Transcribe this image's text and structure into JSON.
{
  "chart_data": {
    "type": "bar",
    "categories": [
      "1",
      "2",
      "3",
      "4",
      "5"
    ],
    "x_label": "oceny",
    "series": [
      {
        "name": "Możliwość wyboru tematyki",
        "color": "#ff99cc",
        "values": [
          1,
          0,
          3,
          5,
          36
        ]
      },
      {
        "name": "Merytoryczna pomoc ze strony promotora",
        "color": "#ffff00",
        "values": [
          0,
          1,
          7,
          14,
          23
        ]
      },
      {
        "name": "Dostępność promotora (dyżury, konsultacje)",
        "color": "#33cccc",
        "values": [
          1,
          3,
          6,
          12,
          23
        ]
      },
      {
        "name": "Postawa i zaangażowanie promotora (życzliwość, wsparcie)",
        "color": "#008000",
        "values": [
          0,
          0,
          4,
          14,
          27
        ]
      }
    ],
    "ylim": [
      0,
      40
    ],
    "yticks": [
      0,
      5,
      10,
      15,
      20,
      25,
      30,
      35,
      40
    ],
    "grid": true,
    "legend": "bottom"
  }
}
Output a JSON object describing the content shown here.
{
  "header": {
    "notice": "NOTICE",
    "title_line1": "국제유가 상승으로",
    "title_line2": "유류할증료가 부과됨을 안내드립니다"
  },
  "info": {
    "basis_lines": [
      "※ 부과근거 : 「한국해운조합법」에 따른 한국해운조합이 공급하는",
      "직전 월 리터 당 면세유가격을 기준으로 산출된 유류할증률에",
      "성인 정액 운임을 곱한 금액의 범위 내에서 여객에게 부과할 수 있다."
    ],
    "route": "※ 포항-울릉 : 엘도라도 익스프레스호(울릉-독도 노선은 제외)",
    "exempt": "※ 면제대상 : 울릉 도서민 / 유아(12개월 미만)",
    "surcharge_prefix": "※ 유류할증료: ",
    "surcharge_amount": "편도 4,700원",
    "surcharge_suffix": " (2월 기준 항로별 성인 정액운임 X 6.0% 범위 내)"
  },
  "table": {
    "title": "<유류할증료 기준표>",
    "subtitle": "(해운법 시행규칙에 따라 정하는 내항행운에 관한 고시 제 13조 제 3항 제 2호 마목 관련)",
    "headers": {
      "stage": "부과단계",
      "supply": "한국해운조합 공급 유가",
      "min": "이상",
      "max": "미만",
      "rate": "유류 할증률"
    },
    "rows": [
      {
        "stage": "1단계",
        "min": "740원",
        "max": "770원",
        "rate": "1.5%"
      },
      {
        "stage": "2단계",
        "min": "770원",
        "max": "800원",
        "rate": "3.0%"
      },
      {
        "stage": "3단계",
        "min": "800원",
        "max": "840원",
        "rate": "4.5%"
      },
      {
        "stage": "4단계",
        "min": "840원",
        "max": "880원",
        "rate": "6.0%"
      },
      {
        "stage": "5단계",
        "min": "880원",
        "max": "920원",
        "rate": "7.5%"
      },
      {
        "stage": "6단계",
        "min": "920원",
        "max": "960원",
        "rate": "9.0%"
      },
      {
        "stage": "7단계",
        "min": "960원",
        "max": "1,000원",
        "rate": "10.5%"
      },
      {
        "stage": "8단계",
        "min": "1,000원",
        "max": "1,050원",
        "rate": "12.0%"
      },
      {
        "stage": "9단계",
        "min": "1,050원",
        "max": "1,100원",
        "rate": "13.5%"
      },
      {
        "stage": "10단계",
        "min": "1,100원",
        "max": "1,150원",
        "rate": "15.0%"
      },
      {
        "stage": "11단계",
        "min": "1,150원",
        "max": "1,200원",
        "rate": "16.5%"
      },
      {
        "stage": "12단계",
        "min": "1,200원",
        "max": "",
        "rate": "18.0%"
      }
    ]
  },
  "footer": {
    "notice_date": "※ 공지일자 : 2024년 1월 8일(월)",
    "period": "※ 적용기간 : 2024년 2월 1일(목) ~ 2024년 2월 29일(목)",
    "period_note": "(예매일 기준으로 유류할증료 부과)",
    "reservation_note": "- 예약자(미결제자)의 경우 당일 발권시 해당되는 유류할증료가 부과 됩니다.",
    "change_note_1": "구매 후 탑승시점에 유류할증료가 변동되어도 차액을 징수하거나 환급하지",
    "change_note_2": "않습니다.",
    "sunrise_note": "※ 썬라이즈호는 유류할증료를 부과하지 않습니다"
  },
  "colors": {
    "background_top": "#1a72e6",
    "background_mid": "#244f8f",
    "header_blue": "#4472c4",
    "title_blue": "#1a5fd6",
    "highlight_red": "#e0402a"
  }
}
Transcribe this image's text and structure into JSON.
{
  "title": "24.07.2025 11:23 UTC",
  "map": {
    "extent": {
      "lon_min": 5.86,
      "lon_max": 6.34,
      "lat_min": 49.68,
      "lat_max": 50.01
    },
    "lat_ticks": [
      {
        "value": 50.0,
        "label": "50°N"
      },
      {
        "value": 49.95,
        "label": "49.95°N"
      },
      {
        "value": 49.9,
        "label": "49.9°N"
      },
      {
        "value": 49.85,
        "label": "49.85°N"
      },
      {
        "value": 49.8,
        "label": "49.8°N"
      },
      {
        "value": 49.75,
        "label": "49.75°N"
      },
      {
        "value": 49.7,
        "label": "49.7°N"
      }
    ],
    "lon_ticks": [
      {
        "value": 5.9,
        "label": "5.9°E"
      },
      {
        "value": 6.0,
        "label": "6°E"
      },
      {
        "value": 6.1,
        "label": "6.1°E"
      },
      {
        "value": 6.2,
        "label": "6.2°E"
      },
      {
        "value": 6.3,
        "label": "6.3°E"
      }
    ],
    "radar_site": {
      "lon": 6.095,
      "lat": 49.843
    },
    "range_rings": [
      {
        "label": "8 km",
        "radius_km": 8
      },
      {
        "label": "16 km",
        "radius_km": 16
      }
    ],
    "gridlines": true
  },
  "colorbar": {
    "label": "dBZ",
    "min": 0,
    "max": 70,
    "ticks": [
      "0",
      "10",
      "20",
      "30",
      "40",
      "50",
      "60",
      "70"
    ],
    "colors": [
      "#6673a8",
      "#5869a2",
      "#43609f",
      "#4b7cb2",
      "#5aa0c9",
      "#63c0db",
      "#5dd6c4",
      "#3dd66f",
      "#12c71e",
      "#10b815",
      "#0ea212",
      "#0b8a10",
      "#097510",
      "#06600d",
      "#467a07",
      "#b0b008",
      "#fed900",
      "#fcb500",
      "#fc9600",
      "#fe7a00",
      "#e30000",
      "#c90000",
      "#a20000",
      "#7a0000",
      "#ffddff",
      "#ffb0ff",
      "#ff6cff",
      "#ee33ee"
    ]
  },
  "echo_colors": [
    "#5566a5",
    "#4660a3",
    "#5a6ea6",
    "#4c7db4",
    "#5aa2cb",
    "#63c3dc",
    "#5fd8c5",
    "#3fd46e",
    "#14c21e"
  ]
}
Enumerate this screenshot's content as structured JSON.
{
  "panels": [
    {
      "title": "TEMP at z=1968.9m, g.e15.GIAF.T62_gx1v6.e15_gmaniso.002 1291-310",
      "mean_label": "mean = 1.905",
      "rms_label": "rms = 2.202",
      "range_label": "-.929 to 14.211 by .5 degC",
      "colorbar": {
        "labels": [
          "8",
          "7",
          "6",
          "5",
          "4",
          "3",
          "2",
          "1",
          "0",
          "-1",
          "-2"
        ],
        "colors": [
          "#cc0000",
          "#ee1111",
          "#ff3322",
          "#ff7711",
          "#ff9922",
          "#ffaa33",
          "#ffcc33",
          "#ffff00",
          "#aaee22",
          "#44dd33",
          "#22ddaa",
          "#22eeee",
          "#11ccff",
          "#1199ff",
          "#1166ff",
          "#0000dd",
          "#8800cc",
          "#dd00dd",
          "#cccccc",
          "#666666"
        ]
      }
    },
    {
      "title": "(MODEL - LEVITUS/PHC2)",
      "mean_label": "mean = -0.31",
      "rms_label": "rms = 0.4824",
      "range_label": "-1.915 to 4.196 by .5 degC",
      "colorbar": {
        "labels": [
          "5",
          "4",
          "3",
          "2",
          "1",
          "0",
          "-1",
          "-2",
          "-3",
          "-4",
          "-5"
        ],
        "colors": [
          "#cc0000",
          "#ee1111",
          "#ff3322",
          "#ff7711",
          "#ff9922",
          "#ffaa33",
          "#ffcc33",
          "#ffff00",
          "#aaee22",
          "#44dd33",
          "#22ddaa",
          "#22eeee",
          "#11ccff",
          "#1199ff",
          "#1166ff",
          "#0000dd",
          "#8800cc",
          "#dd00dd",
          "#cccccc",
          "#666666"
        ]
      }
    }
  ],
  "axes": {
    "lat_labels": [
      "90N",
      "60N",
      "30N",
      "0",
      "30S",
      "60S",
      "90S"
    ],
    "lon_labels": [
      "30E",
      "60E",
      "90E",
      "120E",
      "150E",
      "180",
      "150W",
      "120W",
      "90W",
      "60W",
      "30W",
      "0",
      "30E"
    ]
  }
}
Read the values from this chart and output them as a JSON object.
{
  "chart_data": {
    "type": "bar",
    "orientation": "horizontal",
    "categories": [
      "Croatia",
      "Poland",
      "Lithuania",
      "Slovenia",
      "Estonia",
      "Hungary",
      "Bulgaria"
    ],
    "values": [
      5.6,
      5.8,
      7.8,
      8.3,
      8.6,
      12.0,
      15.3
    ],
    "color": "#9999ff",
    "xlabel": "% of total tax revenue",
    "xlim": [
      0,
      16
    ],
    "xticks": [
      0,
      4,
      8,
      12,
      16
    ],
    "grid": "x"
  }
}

------------------------------------------------

* [BRIEF]:
In the records above, locate the lines holding the word "mean". Copy each of them.

* [EXPECTED OUTPUT]:
      "mean_label": "mean = 1.905",
      "mean_label": "mean = -0.31",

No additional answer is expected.